**STATED TASK A**
Reproduce the listing verbatim, from its first line up to and including the line with "1606, 496, 1648]".

[Start SELECTION]

For our first model, we'll use the features to predict whether a census tract is in a high pollution burden percentile or a low percentile.  For the sake of interpretability, we'll focus only predicting scores in the 90th percentile and above, and the 10th percentile and below.

**Question 1.3 (1pt)** In the cell below, create a dataframe `pct_10_90` that contains only those rows with `Pollution_Burden_Pctl` above 90\% and below 10\%.

In [None]:
# YOUR CODE HERE
pct_10_90 = df[(df[...] > 90) | (df[...] <10)]

pct_10_90.head()

**Question 1.4 (1pt)** Remove all rows of `pct_10_90` with NaN entries in them.  We need to do this so we can build classifiers later on

In [None]:
# YOUR CODE HERE
pct_10_90 = ...

In [None]:
assert pct_10_90.shape == (1461, 58)

**Question 1.5 (1pt)** Subset `pct_10_90` to create a dataframe `features` that contains our features and another dataframe `target` with our target variable.

[End SELECTION]
[Start PROVIDED MATERIAL]

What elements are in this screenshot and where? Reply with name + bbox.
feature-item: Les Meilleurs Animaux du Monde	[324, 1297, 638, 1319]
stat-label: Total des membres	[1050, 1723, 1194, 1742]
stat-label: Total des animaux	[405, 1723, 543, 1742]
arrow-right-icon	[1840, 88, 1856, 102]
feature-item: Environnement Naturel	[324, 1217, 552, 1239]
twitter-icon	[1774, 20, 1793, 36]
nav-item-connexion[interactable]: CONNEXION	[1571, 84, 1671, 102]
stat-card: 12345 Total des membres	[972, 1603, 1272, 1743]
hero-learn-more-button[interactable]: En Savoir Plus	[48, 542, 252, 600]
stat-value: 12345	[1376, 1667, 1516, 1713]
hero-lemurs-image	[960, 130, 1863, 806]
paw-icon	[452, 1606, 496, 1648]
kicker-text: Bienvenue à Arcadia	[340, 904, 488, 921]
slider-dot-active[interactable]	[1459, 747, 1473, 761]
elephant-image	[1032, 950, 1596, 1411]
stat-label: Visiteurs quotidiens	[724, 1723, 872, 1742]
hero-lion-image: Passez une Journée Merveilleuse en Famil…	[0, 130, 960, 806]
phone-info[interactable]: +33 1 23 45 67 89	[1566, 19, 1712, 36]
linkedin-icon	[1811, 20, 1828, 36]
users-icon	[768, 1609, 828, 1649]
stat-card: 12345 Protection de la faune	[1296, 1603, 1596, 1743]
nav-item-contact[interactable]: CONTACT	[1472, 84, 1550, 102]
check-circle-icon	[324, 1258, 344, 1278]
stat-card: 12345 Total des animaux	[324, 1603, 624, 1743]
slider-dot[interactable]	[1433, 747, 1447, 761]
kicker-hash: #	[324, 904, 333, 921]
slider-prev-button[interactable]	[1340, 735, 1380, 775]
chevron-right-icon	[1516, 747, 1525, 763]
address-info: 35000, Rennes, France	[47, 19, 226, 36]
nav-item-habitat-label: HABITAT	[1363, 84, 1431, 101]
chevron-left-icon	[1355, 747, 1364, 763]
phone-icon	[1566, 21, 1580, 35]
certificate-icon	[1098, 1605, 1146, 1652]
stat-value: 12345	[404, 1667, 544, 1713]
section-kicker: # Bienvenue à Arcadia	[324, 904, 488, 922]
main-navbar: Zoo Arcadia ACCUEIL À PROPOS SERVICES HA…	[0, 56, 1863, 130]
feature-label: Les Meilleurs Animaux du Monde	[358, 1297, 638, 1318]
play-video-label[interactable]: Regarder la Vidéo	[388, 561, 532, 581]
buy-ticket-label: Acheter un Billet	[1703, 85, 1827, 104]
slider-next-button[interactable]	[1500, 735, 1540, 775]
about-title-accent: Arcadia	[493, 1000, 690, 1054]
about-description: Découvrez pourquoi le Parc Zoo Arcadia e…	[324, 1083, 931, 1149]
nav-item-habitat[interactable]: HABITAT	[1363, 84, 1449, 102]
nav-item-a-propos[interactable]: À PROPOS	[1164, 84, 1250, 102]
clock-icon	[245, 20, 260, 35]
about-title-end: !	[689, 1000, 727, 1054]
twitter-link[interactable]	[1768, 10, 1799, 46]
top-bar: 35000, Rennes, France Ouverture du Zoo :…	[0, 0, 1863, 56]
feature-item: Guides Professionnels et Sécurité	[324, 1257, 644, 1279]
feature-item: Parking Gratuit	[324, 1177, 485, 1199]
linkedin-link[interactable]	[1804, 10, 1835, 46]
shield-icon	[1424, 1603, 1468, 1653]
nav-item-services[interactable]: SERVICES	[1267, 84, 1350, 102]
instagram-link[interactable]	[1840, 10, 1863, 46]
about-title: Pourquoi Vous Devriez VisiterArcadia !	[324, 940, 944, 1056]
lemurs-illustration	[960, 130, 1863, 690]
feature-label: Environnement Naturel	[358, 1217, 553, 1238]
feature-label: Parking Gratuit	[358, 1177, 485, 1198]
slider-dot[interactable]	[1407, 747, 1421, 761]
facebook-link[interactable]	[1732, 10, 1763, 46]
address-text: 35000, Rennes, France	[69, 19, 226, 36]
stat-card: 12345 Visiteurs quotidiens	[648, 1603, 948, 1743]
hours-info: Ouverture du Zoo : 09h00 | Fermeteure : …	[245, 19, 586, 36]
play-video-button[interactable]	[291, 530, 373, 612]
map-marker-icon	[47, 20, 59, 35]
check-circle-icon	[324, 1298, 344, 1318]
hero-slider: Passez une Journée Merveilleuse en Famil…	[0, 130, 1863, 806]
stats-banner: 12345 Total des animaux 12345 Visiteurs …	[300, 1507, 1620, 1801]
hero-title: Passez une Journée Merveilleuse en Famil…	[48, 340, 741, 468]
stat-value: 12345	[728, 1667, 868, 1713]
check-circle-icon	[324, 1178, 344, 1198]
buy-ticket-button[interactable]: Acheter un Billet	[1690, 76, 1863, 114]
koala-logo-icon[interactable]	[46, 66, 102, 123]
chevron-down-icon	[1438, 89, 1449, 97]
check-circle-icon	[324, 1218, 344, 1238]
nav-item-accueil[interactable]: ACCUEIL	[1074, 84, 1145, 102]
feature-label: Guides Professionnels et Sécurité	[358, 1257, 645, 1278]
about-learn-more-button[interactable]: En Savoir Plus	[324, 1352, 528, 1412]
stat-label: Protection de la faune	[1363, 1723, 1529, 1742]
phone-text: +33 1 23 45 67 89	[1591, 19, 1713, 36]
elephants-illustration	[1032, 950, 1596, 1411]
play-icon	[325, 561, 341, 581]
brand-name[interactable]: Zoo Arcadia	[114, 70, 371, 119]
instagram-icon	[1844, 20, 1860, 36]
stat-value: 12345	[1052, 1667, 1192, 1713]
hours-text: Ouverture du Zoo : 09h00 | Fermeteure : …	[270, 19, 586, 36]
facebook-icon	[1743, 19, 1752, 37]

[End PROVIDED MATERIAL]

**STATED TASK B**
Answer these questions from the notebook excerpt on pollution burden:
(i) Which percentile ranges does the first model focus on predicting?
(ii) What reason is given for removing rows with NaN entries?
(iii) What shape does the assert statement expect `pct_10_90` to have?

**EXPECTED OUTPUT A**
What elements are in this screenshot and where? Reply with name + bbox.
feature-item: Les Meilleurs Animaux du Monde	[324, 1297, 638, 1319]
stat-label: Total des membres	[1050, 1723, 1194, 1742]
stat-label: Total des animaux	[405, 1723, 543, 1742]
arrow-right-icon	[1840, 88, 1856, 102]
feature-item: Environnement Naturel	[324, 1217, 552, 1239]
twitter-icon	[1774, 20, 1793, 36]
nav-item-connexion[interactable]: CONNEXION	[1571, 84, 1671, 102]
stat-card: 12345 Total des membres	[972, 1603, 1272, 1743]
hero-learn-more-button[interactable]: En Savoir Plus	[48, 542, 252, 600]
stat-value: 12345	[1376, 1667, 1516, 1713]
hero-lemurs-image	[960, 130, 1863, 806]
paw-icon	[452, 1606, 496, 1648]

**EXPECTED OUTPUT B**
(i) The 90th percentile and above, and the 10th percentile and below.
(ii) Removing them makes it possible to build classifiers later on.
(iii) (1461, 58).